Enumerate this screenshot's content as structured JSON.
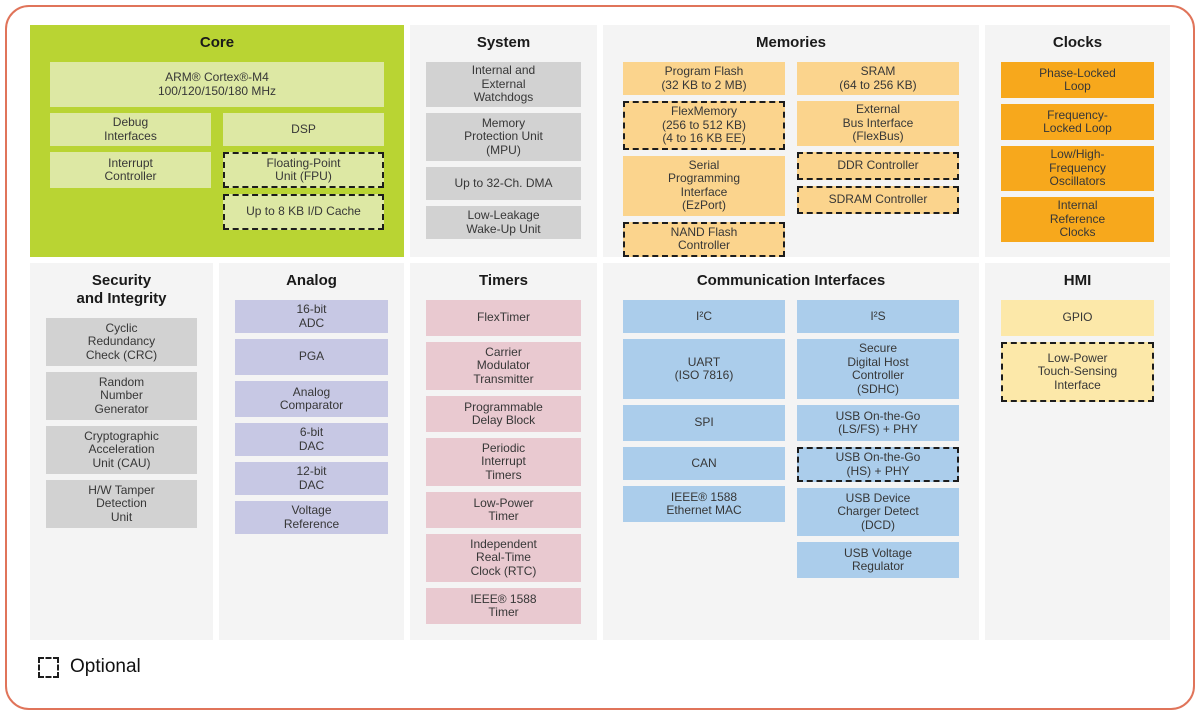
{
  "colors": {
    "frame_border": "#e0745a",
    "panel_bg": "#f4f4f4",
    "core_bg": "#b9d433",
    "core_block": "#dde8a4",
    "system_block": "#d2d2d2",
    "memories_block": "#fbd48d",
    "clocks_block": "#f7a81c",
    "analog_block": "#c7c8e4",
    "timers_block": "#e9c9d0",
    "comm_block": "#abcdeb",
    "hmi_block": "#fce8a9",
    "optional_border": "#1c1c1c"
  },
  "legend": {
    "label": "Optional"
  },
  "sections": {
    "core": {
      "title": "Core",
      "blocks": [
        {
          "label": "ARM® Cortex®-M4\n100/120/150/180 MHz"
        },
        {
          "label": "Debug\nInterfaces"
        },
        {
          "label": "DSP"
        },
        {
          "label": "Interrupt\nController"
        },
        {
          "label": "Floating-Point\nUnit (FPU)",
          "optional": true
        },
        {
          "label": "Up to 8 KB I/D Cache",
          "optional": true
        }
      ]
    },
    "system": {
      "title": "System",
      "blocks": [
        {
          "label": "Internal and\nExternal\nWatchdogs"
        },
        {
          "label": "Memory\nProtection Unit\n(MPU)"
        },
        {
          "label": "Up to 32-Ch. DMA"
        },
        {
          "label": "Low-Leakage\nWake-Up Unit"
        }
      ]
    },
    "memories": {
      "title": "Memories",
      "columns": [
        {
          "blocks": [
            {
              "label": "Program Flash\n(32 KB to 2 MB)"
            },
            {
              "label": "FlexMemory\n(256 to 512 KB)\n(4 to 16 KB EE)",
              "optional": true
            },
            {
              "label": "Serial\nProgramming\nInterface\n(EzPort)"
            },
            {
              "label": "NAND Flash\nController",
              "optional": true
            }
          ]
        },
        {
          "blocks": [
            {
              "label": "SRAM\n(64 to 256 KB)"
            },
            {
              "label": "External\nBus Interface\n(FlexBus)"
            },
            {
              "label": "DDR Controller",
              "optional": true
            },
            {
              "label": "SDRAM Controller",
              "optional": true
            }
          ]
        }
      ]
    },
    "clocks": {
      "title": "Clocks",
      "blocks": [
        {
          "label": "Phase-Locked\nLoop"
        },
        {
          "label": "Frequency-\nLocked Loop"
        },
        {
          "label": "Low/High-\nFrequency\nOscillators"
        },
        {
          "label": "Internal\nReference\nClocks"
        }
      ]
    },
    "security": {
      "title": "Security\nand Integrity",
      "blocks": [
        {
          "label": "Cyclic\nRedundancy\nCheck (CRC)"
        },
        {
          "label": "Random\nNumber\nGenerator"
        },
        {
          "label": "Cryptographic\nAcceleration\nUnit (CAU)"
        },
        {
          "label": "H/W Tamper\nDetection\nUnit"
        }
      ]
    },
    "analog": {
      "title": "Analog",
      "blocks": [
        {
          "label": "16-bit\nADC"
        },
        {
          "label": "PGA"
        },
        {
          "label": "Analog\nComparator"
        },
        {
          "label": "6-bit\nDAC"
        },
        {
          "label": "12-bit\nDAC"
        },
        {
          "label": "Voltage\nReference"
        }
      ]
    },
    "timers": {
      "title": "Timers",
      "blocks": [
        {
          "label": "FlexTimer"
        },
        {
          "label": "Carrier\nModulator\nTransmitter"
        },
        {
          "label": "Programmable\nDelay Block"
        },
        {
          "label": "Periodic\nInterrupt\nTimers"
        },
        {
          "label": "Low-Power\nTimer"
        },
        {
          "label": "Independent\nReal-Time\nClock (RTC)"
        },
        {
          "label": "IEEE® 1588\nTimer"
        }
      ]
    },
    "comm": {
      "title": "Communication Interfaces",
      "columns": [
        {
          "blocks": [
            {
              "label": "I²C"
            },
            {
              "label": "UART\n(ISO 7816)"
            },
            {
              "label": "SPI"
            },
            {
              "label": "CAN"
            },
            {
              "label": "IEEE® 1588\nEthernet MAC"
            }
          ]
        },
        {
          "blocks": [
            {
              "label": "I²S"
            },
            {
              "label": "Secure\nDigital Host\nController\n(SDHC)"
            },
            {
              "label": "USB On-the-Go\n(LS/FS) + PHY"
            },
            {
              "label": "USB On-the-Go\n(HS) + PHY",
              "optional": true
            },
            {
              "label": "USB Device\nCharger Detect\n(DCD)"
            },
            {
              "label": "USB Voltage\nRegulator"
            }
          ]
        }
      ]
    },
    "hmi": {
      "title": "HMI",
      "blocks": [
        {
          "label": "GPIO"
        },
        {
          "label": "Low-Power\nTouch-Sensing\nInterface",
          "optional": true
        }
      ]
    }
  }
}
● ● ● ● ●
• The task:
Pictures are excluded; copy all other data exactly as shown.

• Written answer:
Enumerate this screenshot's content as structured JSON.
{
  "colors": {
    "frame_border": "#e0745a",
    "panel_bg": "#f4f4f4",
    "core_bg": "#b9d433",
    "core_block": "#dde8a4",
    "system_block": "#d2d2d2",
    "memories_block": "#fbd48d",
    "clocks_block": "#f7a81c",
    "analog_block": "#c7c8e4",
    "timers_block": "#e9c9d0",
    "comm_block": "#abcdeb",
    "hmi_block": "#fce8a9",
    "optional_border": "#1c1c1c"
  },
  "legend": {
    "label": "Optional"
  },
  "sections": {
    "core": {
      "title": "Core",
      "blocks": [
        {
          "label": "ARM® Cortex®-M4\n100/120/150/180 MHz"
        },
        {
          "label": "Debug\nInterfaces"
        },
        {
          "label": "DSP"
        },
        {
          "label": "Interrupt\nController"
        },
        {
          "label": "Floating-Point\nUnit (FPU)",
          "optional": true
        },
        {
          "label": "Up to 8 KB I/D Cache",
          "optional": true
        }
      ]
    },
    "system": {
      "title": "System",
      "blocks": [
        {
          "label": "Internal and\nExternal\nWatchdogs"
        },
        {
          "label": "Memory\nProtection Unit\n(MPU)"
        },
        {
          "label": "Up to 32-Ch. DMA"
        },
        {
          "label": "Low-Leakage\nWake-Up Unit"
        }
      ]
    },
    "memories": {
      "title": "Memories",
      "columns": [
        {
          "blocks": [
            {
              "label": "Program Flash\n(32 KB to 2 MB)"
            },
            {
              "label": "FlexMemory\n(256 to 512 KB)\n(4 to 16 KB EE)",
              "optional": true
            },
            {
              "label": "Serial\nProgramming\nInterface\n(EzPort)"
            },
            {
              "label": "NAND Flash\nController",
              "optional": true
            }
          ]
        },
        {
          "blocks": [
            {
              "label": "SRAM\n(64 to 256 KB)"
            },
            {
              "label": "External\nBus Interface\n(FlexBus)"
            },
            {
              "label": "DDR Controller",
              "optional": true
            },
            {
              "label": "SDRAM Controller",
              "optional": true
            }
          ]
        }
      ]
    },
    "clocks": {
      "title": "Clocks",
      "blocks": [
        {
          "label": "Phase-Locked\nLoop"
        },
        {
          "label": "Frequency-\nLocked Loop"
        },
        {
          "label": "Low/High-\nFrequency\nOscillators"
        },
        {
          "label": "Internal\nReference\nClocks"
        }
      ]
    },
    "security": {
      "title": "Security\nand Integrity",
      "blocks": [
        {
          "label": "Cyclic\nRedundancy\nCheck (CRC)"
        },
        {
          "label": "Random\nNumber\nGenerator"
        },
        {
          "label": "Cryptographic\nAcceleration\nUnit (CAU)"
        },
        {
          "label": "H/W Tamper\nDetection\nUnit"
        }
      ]
    },
    "analog": {
      "title": "Analog",
      "blocks": [
        {
          "label": "16-bit\nADC"
        },
        {
          "label": "PGA"
        },
        {
          "label": "Analog\nComparator"
        },
        {
          "label": "6-bit\nDAC"
        },
        {
          "label": "12-bit\nDAC"
        },
        {
          "label": "Voltage\nReference"
        }
      ]
    },
    "timers": {
      "title": "Timers",
      "blocks": [
        {
          "label": "FlexTimer"
        },
        {
          "label": "Carrier\nModulator\nTransmitter"
        },
        {
          "label": "Programmable\nDelay Block"
        },
        {
          "label": "Periodic\nInterrupt\nTimers"
        },
        {
          "label": "Low-Power\nTimer"
        },
        {
          "label": "Independent\nReal-Time\nClock (RTC)"
        },
        {
          "label": "IEEE® 1588\nTimer"
        }
      ]
    },
    "comm": {
      "title": "Communication Interfaces",
      "columns": [
        {
          "blocks": [
            {
              "label": "I²C"
            },
            {
              "label": "UART\n(ISO 7816)"
            },
            {
              "label": "SPI"
            },
            {
              "label": "CAN"
            },
            {
              "label": "IEEE® 1588\nEthernet MAC"
            }
          ]
        },
        {
          "blocks": [
            {
              "label": "I²S"
            },
            {
              "label": "Secure\nDigital Host\nController\n(SDHC)"
            },
            {
              "label": "USB On-the-Go\n(LS/FS) + PHY"
            },
            {
              "label": "USB On-the-Go\n(HS) + PHY",
              "optional": true
            },
            {
              "label": "USB Device\nCharger Detect\n(DCD)"
            },
            {
              "label": "USB Voltage\nRegulator"
            }
          ]
        }
      ]
    },
    "hmi": {
      "title": "HMI",
      "blocks": [
        {
          "label": "GPIO"
        },
        {
          "label": "Low-Power\nTouch-Sensing\nInterface",
          "optional": true
        }
      ]
    }
  }
}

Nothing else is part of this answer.